Excerpted passage:
This approach emerged organically in founder communities as a counter to the tired TAM pyramid. It answers the investor's question: how big can this company get if the founder executes well.
The framing also shows strategic intelligence. It demonstrates that you know your beachhead, you know your expansion logic, and you have thought through the sequence of moves. That is what a VC is paying for at the seed stage: founder judgment.
The tactical instruction is simple. Build a timeline or milestone-based slide with three to four TAM layers. Label each product or distribution change that unlocks a layer. Cite sources for each market size. Show the current focus clearly at the bottom of the stack so investors see you are not confusing vision with near-term execution.
The Market Creation Framing That Outperforms Everything Else
The highest-engagement angle on the pitch deck market slide is not about mechanics at all. It is about framing.

Exercises:
1) In the passage on pitch deck market slides, how many TAM layers should the timeline or milestone-based slide include?
2) Write the next part of the pitch deck market slide passage, picking up after its final sentence.
The records aren't needed here.

(Region annotation records)
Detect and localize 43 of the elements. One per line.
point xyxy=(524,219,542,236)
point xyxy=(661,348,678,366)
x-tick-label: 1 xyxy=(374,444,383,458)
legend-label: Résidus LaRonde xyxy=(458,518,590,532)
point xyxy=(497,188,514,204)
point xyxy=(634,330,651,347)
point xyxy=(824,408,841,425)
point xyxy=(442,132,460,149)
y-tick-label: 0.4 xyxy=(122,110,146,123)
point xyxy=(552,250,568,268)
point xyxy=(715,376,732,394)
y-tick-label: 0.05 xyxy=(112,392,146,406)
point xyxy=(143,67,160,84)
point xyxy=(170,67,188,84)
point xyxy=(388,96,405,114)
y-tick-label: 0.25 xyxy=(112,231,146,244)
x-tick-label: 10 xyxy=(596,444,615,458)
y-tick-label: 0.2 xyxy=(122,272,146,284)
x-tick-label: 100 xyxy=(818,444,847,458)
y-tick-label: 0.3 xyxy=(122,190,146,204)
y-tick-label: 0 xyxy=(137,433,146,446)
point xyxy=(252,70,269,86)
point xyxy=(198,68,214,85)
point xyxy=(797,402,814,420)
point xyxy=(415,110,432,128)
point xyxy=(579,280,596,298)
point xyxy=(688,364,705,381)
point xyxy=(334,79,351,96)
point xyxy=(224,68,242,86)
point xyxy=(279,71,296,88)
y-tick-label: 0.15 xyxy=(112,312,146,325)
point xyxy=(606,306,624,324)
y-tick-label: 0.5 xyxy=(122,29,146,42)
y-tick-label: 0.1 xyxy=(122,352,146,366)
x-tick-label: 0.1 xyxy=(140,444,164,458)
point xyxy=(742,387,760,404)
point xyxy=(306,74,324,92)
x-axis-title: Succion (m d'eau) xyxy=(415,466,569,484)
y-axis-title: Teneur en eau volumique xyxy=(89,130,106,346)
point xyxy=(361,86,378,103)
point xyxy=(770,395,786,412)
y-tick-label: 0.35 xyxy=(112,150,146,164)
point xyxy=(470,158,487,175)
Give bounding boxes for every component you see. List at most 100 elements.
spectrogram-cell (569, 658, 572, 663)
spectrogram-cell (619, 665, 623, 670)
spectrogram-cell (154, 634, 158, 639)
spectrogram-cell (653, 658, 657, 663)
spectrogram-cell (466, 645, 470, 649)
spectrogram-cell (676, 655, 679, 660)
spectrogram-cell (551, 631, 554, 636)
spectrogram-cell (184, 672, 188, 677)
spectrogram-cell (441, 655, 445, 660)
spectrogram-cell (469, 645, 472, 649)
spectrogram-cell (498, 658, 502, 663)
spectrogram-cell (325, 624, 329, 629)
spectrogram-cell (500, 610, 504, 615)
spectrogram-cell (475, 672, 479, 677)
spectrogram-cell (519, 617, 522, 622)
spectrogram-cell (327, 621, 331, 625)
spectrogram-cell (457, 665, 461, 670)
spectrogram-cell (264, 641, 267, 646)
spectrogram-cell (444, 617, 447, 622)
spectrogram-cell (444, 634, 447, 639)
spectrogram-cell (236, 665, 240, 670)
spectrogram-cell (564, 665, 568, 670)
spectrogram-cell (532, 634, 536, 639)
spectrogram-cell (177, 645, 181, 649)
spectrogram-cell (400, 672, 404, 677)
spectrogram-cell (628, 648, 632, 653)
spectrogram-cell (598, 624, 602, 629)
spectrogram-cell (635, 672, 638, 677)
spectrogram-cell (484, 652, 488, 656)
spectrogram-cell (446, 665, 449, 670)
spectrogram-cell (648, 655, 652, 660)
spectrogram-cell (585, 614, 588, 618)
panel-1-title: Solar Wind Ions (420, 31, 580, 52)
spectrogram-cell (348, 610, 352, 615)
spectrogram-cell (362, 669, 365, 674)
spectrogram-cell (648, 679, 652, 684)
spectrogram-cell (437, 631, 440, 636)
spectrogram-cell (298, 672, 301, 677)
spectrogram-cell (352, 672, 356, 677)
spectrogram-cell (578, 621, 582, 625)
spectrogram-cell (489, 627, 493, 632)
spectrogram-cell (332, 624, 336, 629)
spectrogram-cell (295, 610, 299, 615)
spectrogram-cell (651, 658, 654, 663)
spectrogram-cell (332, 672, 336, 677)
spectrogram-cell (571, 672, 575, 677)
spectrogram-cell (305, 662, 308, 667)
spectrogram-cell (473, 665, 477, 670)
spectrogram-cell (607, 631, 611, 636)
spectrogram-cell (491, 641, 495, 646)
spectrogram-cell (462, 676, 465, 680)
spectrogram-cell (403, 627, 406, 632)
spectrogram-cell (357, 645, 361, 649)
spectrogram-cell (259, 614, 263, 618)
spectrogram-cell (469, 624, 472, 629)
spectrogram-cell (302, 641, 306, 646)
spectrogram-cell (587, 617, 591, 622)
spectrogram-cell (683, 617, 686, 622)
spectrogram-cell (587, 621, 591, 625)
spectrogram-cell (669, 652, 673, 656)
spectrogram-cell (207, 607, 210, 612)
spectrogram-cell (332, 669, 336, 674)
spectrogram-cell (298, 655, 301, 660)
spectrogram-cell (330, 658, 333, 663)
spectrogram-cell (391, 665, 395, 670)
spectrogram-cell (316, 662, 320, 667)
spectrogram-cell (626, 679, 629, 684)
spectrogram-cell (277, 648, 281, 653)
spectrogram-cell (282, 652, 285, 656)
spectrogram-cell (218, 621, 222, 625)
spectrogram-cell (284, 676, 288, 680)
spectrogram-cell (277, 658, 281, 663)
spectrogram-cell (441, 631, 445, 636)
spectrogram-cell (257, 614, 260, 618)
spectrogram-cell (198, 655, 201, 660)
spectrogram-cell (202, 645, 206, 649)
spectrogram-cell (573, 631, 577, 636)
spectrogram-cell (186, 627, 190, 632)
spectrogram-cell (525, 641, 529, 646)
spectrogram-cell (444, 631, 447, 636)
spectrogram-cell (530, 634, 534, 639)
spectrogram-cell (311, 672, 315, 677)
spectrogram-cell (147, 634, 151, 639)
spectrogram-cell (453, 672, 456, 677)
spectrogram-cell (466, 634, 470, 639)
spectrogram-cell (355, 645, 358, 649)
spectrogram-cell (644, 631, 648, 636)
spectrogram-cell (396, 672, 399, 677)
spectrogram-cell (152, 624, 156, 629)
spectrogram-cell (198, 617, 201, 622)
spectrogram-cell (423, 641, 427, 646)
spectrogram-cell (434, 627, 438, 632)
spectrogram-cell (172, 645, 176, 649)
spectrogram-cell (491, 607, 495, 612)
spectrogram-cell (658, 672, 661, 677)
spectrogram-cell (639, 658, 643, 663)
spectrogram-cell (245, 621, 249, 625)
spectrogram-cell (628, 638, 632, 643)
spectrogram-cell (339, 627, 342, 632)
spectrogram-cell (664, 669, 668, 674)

Responses to the tasks:
1) Three to four.

2)
Content using market creation framing - the idea that the best founders pitch a market that does not yet fully exist - massively outperforms content about TAM formulas or bottom-up math. The ratio is not close. Market creation framing averaged 1,545 likes per post on X. Bottom-up mechanics content averaged 24 likes. That is a 64x difference in engagement, which signals that investors respond emotionally to vision before they respond rationally to rigor.
This is the insight that Uber used instinctively in its early decks. Uber pitched a new category of on-demand transportation. The taxi market was a reference point, not the ceiling. The TAM for ride-sharing did not exist when Uber first pitched - they were making the case that they were going to create it.
Market creation framing does not mean you skip the numbers. It means you lead with the insight about why this market is forming now, then back it with a defensible bottom-up calculation for the beachhead segment you can prove today.
The structure looks like this: lead with the trend or behavioral shift that is opening the market, name the current market it most resembles so investors have a mental model, then show your bottom-up TAM for the first wedge. End with the TAM stacking logic for where the ceiling actually is once the category matures.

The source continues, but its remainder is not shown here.